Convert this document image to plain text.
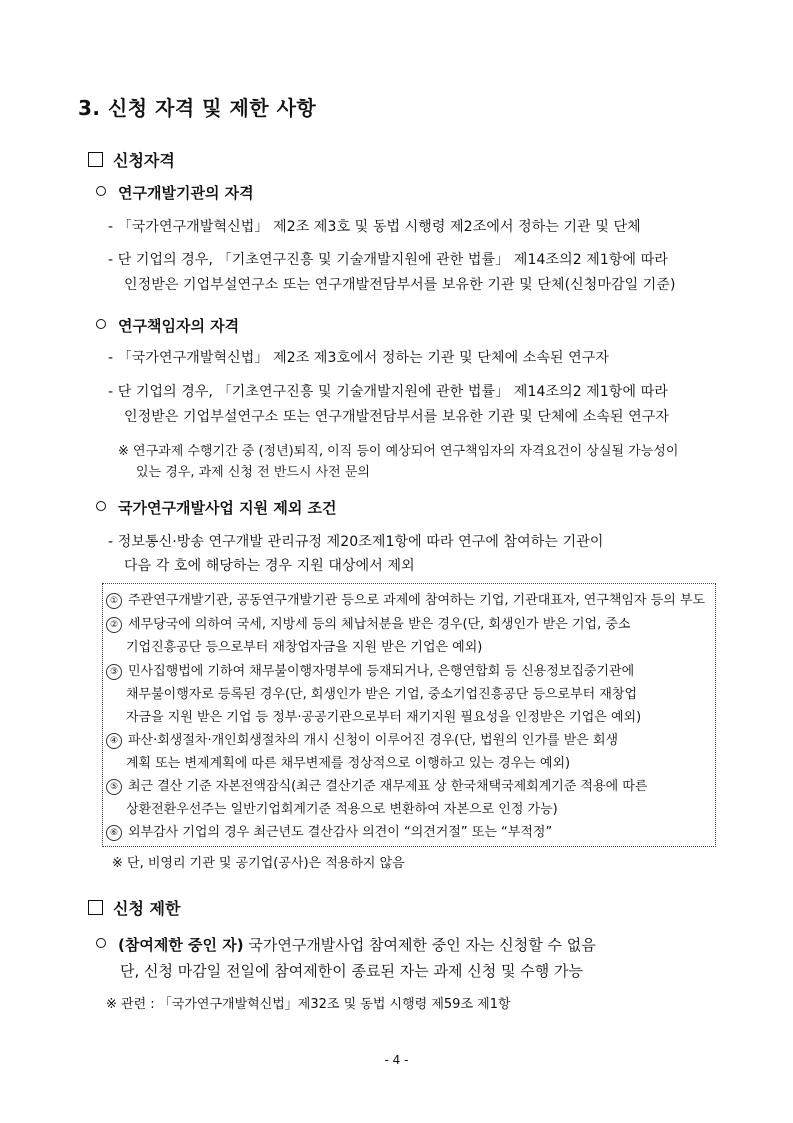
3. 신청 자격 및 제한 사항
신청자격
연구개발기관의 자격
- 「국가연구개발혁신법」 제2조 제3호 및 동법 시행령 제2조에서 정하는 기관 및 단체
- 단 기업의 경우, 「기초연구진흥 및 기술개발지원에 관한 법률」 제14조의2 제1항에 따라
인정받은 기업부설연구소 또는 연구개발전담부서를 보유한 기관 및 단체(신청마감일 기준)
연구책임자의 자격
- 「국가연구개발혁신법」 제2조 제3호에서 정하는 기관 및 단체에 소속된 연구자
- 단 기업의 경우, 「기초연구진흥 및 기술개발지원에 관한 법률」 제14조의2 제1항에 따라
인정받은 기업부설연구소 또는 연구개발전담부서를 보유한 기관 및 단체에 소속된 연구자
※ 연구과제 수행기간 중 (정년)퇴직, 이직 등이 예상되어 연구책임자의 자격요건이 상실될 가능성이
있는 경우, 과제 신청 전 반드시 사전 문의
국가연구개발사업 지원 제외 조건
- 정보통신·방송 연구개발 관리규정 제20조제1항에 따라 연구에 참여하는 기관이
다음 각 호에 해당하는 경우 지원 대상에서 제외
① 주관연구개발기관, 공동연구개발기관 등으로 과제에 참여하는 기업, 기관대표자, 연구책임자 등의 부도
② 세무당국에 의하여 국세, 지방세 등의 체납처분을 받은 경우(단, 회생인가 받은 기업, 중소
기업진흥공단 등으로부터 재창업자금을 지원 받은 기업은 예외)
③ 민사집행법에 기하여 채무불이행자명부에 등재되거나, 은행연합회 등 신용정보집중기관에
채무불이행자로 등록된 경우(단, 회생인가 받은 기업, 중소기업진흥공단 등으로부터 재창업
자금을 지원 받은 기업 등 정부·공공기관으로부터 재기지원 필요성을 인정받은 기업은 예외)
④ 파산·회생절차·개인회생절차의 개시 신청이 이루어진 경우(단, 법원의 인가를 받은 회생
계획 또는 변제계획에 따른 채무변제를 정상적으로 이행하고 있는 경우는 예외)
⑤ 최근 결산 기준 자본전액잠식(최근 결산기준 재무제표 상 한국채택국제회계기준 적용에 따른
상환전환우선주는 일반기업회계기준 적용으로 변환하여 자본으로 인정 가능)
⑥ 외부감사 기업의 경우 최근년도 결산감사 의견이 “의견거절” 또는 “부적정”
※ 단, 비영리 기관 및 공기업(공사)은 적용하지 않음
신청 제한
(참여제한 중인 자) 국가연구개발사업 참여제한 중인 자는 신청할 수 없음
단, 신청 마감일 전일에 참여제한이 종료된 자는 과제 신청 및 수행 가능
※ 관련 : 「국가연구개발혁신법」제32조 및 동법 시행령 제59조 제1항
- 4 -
---+---
_Exercise goal:_ All entries must be written out again exactly as given, with no pictures in the copy.

_Exercise solution:_
Convert this document image to plain text.
3. 신청 자격 및 제한 사항
신청자격
연구개발기관의 자격
- 「국가연구개발혁신법」 제2조 제3호 및 동법 시행령 제2조에서 정하는 기관 및 단체
- 단 기업의 경우, 「기초연구진흥 및 기술개발지원에 관한 법률」 제14조의2 제1항에 따라
인정받은 기업부설연구소 또는 연구개발전담부서를 보유한 기관 및 단체(신청마감일 기준)
연구책임자의 자격
- 「국가연구개발혁신법」 제2조 제3호에서 정하는 기관 및 단체에 소속된 연구자
- 단 기업의 경우, 「기초연구진흥 및 기술개발지원에 관한 법률」 제14조의2 제1항에 따라
인정받은 기업부설연구소 또는 연구개발전담부서를 보유한 기관 및 단체에 소속된 연구자
※ 연구과제 수행기간 중 (정년)퇴직, 이직 등이 예상되어 연구책임자의 자격요건이 상실될 가능성이
있는 경우, 과제 신청 전 반드시 사전 문의
국가연구개발사업 지원 제외 조건
- 정보통신·방송 연구개발 관리규정 제20조제1항에 따라 연구에 참여하는 기관이
다음 각 호에 해당하는 경우 지원 대상에서 제외
① 주관연구개발기관, 공동연구개발기관 등으로 과제에 참여하는 기업, 기관대표자, 연구책임자 등의 부도
② 세무당국에 의하여 국세, 지방세 등의 체납처분을 받은 경우(단, 회생인가 받은 기업, 중소
기업진흥공단 등으로부터 재창업자금을 지원 받은 기업은 예외)
③ 민사집행법에 기하여 채무불이행자명부에 등재되거나, 은행연합회 등 신용정보집중기관에
채무불이행자로 등록된 경우(단, 회생인가 받은 기업, 중소기업진흥공단 등으로부터 재창업
자금을 지원 받은 기업 등 정부·공공기관으로부터 재기지원 필요성을 인정받은 기업은 예외)
④ 파산·회생절차·개인회생절차의 개시 신청이 이루어진 경우(단, 법원의 인가를 받은 회생
계획 또는 변제계획에 따른 채무변제를 정상적으로 이행하고 있는 경우는 예외)
⑤ 최근 결산 기준 자본전액잠식(최근 결산기준 재무제표 상 한국채택국제회계기준 적용에 따른
상환전환우선주는 일반기업회계기준 적용으로 변환하여 자본으로 인정 가능)
⑥ 외부감사 기업의 경우 최근년도 결산감사 의견이 “의견거절” 또는 “부적정”
※ 단, 비영리 기관 및 공기업(공사)은 적용하지 않음
신청 제한
(참여제한 중인 자) 국가연구개발사업 참여제한 중인 자는 신청할 수 없음
단, 신청 마감일 전일에 참여제한이 종료된 자는 과제 신청 및 수행 가능
※ 관련 : 「국가연구개발혁신법」제32조 및 동법 시행령 제59조 제1항
- 4 -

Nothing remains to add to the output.